**Fragmento del documento:**
= = = = =

MENSAJE
PARA LA XLI JORNADA MUNDIAL DE ORACIÓN POR LAS VOCACIONES
2 DE MAYO DE 2004 - IV DOMINGO
DE PASCUA
Venerados hermanos en el episcopado;
amadísimos hermanos y hermanas:
1. "Rogad, pues, al Dueño de la mies que envíe obreros a su
mies" (Lc 10, 2).
Estas palabras de Jesús, dirigidas a los Apóstoles, muestran la solicitud que
el buen Pastor tiene siempre por sus ovejas. Lo hace todo para que "tengan
vida y la tengan en abundancia" (Jn 10, 10). Después de su
resurrección, el Señor confiará a sus discípulos la responsabilidad de
proseguir su misma misión, para que se anuncie el Evangelio a los hombres de
todos los tiempos. Y son muchos los que han respondido y siguen respondiendo con
generosidad a su constante invitación: "Sígueme" (Jn
21, 22). Son hombres y mujeres que aceptan poner su existencia totalmente al
servicio de su Reino.
Con ocasión de la próxima XLI Jornada mundial de oración por las vocaciones,
que se celebra tradicionalmente el IV domingo de Pascua, todos los fieles se
unirán en una ferviente oración por las vocaciones al sacerdocio, a la vida
consagrada y al servicio misionero. En efecto, nuestro primer deber es pedir al
"Dueño de la mies" por los que ya siguen más de cerca a Cristo en la
vida sacerdotal y religiosa, y por los que él, en su misericordia, no cesa de
llamar para esas importantes tareas eclesiales.
Oremos por las vocaciones
2. En la carta apostólica Novo millennio ineunte recordé que,
"a pesar de los vastos procesos de secularización, se detecta una exigencia
generalizada de espiritualidad, que en gran parte se manifiesta precisamente
en una renovada necesidad de oración" (n. 33). En esta
"necesidad de oración" se inserta nuestra petición común al Señor
para que "envíe obreros a su mies".
Constato con alegría que en muchas Iglesias particulares se forman cenáculos
de oración por las vocaciones. En los seminarios mayores y en las casas de
formación de los institutos religiosos y misioneros se celebran encuentros con
esa finalidad. Numerosas familias se convierten en pequeños "cenáculos"

= = = = =

**Filas:**
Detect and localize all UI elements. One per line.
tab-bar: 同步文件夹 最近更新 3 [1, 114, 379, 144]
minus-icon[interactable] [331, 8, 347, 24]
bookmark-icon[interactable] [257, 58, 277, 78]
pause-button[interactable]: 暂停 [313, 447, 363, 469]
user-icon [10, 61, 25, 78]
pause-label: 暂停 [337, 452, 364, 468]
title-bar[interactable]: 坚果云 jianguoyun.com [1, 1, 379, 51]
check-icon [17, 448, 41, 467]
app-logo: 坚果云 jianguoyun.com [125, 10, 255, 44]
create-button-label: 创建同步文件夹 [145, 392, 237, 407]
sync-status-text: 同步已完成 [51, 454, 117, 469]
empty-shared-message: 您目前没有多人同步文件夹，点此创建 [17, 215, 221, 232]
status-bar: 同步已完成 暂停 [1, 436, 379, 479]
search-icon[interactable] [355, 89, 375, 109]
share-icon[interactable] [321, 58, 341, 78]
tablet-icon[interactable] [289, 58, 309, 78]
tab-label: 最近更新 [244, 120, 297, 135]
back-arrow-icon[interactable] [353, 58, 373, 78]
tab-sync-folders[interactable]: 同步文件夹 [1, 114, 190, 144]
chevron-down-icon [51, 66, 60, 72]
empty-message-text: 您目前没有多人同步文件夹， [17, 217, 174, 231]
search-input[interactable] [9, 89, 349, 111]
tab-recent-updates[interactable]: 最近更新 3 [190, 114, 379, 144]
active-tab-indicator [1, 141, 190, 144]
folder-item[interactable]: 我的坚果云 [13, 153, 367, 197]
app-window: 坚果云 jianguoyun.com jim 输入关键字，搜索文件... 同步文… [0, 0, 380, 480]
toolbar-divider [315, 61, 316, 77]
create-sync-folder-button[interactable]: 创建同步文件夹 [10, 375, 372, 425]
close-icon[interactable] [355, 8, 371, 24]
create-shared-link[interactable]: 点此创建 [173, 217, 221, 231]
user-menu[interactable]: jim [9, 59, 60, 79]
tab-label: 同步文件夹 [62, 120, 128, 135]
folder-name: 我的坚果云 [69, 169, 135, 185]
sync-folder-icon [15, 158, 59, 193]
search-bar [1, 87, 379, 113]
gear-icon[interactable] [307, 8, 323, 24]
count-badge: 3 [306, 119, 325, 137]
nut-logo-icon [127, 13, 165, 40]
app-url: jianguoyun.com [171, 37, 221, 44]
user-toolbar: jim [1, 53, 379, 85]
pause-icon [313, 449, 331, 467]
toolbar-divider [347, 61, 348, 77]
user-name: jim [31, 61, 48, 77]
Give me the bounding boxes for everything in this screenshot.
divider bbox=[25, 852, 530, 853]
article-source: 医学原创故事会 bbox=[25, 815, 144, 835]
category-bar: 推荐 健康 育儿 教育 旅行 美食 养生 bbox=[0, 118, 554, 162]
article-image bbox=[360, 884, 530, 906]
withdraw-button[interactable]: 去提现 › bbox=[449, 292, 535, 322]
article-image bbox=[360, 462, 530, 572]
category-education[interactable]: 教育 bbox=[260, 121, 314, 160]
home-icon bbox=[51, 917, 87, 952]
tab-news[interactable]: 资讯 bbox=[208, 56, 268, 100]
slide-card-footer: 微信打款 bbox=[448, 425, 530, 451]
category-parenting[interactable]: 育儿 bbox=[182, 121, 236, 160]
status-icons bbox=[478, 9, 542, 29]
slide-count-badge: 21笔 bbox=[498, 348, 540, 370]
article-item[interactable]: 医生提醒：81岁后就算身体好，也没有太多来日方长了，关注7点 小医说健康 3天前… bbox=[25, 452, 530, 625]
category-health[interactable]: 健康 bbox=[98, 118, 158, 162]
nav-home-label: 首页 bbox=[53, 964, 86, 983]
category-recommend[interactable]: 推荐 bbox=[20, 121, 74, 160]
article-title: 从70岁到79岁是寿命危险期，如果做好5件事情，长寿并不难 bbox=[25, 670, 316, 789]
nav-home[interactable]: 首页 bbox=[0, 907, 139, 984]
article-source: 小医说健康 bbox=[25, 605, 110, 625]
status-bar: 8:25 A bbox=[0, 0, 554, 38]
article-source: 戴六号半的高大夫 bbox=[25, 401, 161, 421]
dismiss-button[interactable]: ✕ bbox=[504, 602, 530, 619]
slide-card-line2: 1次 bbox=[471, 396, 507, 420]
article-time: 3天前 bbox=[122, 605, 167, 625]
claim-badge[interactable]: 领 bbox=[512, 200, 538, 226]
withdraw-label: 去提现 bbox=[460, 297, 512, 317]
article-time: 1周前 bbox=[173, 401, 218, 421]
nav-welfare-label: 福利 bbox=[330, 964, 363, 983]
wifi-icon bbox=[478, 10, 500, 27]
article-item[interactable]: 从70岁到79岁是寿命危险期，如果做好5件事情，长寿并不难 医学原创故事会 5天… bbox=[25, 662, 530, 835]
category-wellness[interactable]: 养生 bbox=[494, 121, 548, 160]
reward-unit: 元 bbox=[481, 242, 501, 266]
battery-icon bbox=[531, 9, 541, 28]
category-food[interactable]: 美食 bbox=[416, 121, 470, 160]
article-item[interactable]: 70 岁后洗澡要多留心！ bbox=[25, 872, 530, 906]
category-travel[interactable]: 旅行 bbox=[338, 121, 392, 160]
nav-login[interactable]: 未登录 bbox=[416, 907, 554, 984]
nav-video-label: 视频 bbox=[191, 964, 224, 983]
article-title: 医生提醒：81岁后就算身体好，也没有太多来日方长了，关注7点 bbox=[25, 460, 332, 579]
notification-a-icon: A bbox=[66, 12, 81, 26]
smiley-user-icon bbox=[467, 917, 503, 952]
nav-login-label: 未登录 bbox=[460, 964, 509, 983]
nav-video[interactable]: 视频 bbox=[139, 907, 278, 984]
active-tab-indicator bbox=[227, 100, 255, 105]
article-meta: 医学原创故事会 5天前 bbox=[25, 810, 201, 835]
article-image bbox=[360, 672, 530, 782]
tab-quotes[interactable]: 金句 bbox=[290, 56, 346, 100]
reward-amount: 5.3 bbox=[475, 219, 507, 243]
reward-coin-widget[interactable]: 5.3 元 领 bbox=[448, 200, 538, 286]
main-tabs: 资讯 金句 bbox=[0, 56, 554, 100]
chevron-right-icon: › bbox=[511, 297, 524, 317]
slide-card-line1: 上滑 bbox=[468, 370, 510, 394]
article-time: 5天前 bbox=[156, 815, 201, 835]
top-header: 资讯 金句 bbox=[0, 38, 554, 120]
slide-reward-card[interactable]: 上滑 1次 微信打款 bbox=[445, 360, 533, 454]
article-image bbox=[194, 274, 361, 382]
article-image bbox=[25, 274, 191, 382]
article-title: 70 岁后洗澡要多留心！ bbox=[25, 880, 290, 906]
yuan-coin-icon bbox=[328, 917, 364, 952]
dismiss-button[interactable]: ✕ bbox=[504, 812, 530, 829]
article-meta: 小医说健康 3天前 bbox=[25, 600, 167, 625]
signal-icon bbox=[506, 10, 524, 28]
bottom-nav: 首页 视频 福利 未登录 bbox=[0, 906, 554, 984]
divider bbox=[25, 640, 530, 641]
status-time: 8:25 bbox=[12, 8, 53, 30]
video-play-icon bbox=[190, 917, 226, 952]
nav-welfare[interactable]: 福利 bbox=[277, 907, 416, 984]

= = = = =

**Objetivo del ejercicio:**
¿Concuerda cada una de estas afirmaciones con el fragmento del documento? Contesta sí o no y cita literalmente las palabras del fragmento que lo deciden.
1. La Jornada mundial de oración por las vocaciones se celebra tradicionalmente el IV domingo de Pascua.
2. Jesús dirigió las palabras "Rogad, pues, al Dueño de la mies" a la multitud.
3. La carta apostólica citada se titula Novo millennio ineunte.

**Respuesta:**
1. Sí: «que se celebra tradicionalmente el IV domingo de Pascua».
2. No: «Estas palabras de Jesús, dirigidas a los Apóstoles».
3. Sí: «En la carta apostólica Novo millennio ineunte recordé que».